#### RECORDS FOR THE TASK ####

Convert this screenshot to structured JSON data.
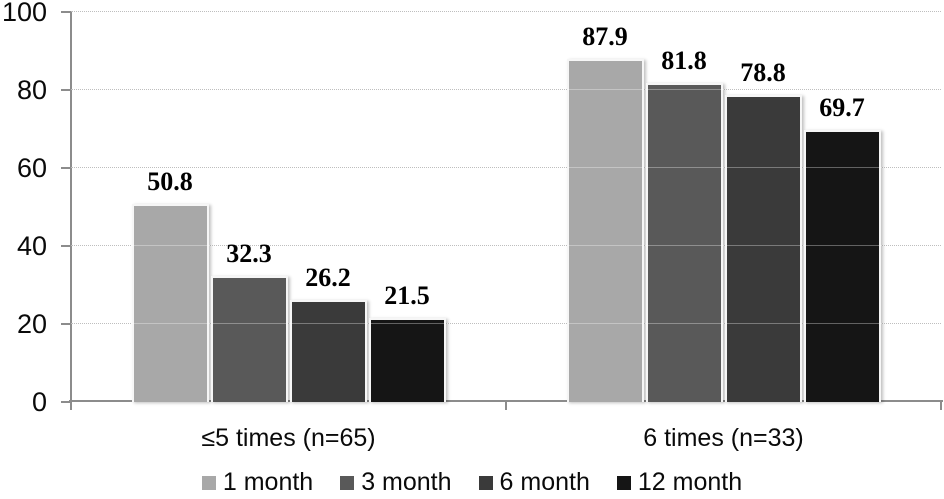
{
  "chart_data": {
    "type": "bar",
    "title": "",
    "xlabel": "",
    "ylabel": "",
    "categories": [
      "≤5 times (n=65)",
      "6 times (n=33)"
    ],
    "series": [
      {
        "name": "1 month",
        "color": "#a8a8a8",
        "values": [
          50.8,
          87.9
        ]
      },
      {
        "name": "3 month",
        "color": "#595959",
        "values": [
          32.3,
          81.8
        ]
      },
      {
        "name": "6 month",
        "color": "#3a3a3a",
        "values": [
          26.2,
          78.8
        ]
      },
      {
        "name": "12 month",
        "color": "#151515",
        "values": [
          21.5,
          69.7
        ]
      }
    ],
    "value_labels": {
      "≤5 times (n=65)": [
        50.8,
        32.3,
        26.2,
        21.5
      ],
      "6 times (n=33)": [
        87.9,
        81.8,
        78.8,
        69.7
      ]
    },
    "ylim": [
      0,
      100
    ],
    "yticks": [
      0,
      20,
      40,
      60,
      80,
      100
    ],
    "grid": "horizontal-dotted",
    "legend_position": "bottom-center"
  },
  "colors": {
    "background": "#ffffff",
    "axis": "#8c8c8c",
    "gridline": "#9e9e9e",
    "bar_edge": "#f6f6f6",
    "text": "#0a0a0a",
    "value_label_text": "#000000"
  }
}
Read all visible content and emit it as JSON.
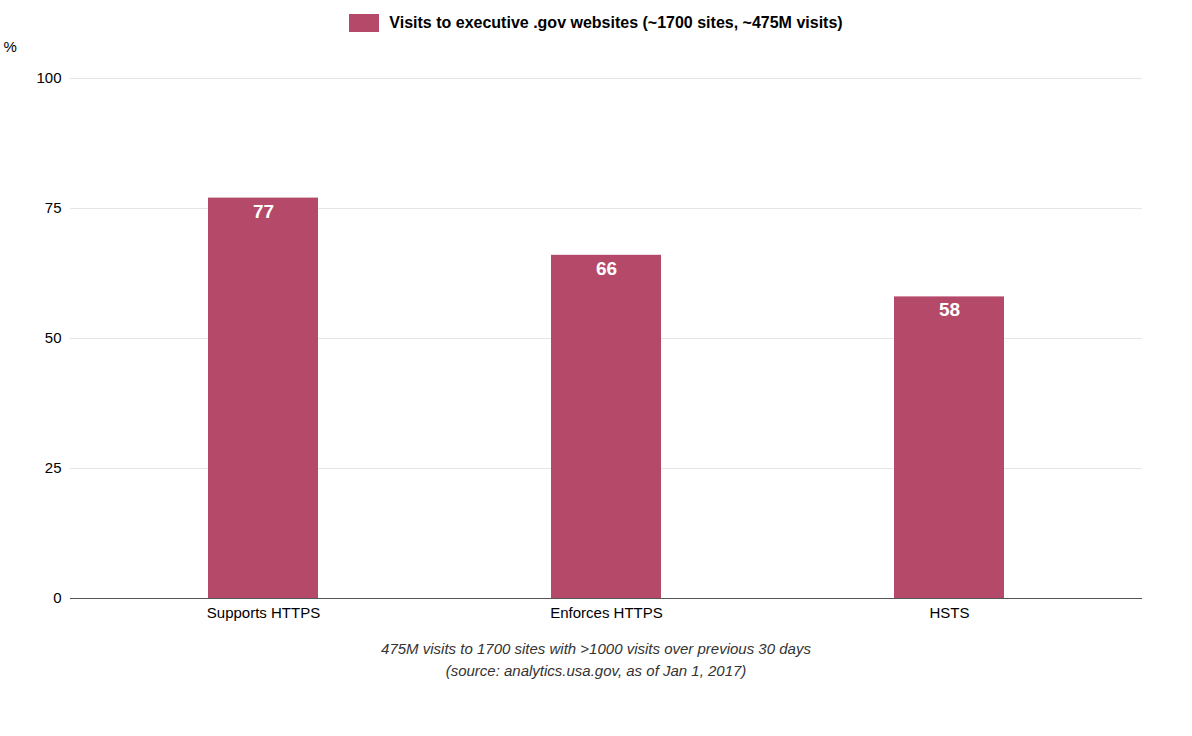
{
  "chart_data": {
    "type": "bar",
    "categories": [
      "Supports HTTPS",
      "Enforces HTTPS",
      "HSTS"
    ],
    "series": [
      {
        "name": "Visits to executive .gov websites (~1700 sites, ~475M visits)",
        "color": "#b5496a",
        "values": [
          77,
          66,
          58
        ]
      }
    ],
    "ylabel": "%",
    "ylim": [
      0,
      100
    ],
    "yticks": [
      0,
      25,
      50,
      75,
      100
    ],
    "grid": true,
    "legend": "top",
    "data_labels": true,
    "annotations": [
      "475M visits to 1700 sites with >1000 visits over previous 30 days",
      "(source: analytics.usa.gov, as of Jan 1, 2017)"
    ]
  }
}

####

DIRECTION: Output all of the entries verbatim, leaving out any images.

FULL RESPONSE:
Convert this screenshot to structured JSON data.
{
  "chart_data": {
    "type": "bar",
    "title": "",
    "xlabel": "",
    "ylabel": "",
    "categories": [
      "≤5 times (n=65)",
      "6 times (n=33)"
    ],
    "series": [
      {
        "name": "1 month",
        "color": "#a8a8a8",
        "values": [
          50.8,
          87.9
        ]
      },
      {
        "name": "3 month",
        "color": "#595959",
        "values": [
          32.3,
          81.8
        ]
      },
      {
        "name": "6 month",
        "color": "#3a3a3a",
        "values": [
          26.2,
          78.8
        ]
      },
      {
        "name": "12 month",
        "color": "#151515",
        "values": [
          21.5,
          69.7
        ]
      }
    ],
    "value_labels": {
      "≤5 times (n=65)": [
        50.8,
        32.3,
        26.2,
        21.5
      ],
      "6 times (n=33)": [
        87.9,
        81.8,
        78.8,
        69.7
      ]
    },
    "ylim": [
      0,
      100
    ],
    "yticks": [
      0,
      20,
      40,
      60,
      80,
      100
    ],
    "grid": "horizontal-dotted",
    "legend_position": "bottom-center"
  },
  "colors": {
    "background": "#ffffff",
    "axis": "#8c8c8c",
    "gridline": "#9e9e9e",
    "bar_edge": "#f6f6f6",
    "text": "#0a0a0a",
    "value_label_text": "#000000"
  }
}
Read all visible content and emit it as JSON.
{
  "chart_data": {
    "type": "bar",
    "categories": [
      "Supports HTTPS",
      "Enforces HTTPS",
      "HSTS"
    ],
    "series": [
      {
        "name": "Visits to executive .gov websites (~1700 sites, ~475M visits)",
        "color": "#b5496a",
        "values": [
          77,
          66,
          58
        ]
      }
    ],
    "ylabel": "%",
    "ylim": [
      0,
      100
    ],
    "yticks": [
      0,
      25,
      50,
      75,
      100
    ],
    "grid": true,
    "legend": "top",
    "data_labels": true,
    "annotations": [
      "475M visits to 1700 sites with >1000 visits over previous 30 days",
      "(source: analytics.usa.gov, as of Jan 1, 2017)"
    ]
  }
}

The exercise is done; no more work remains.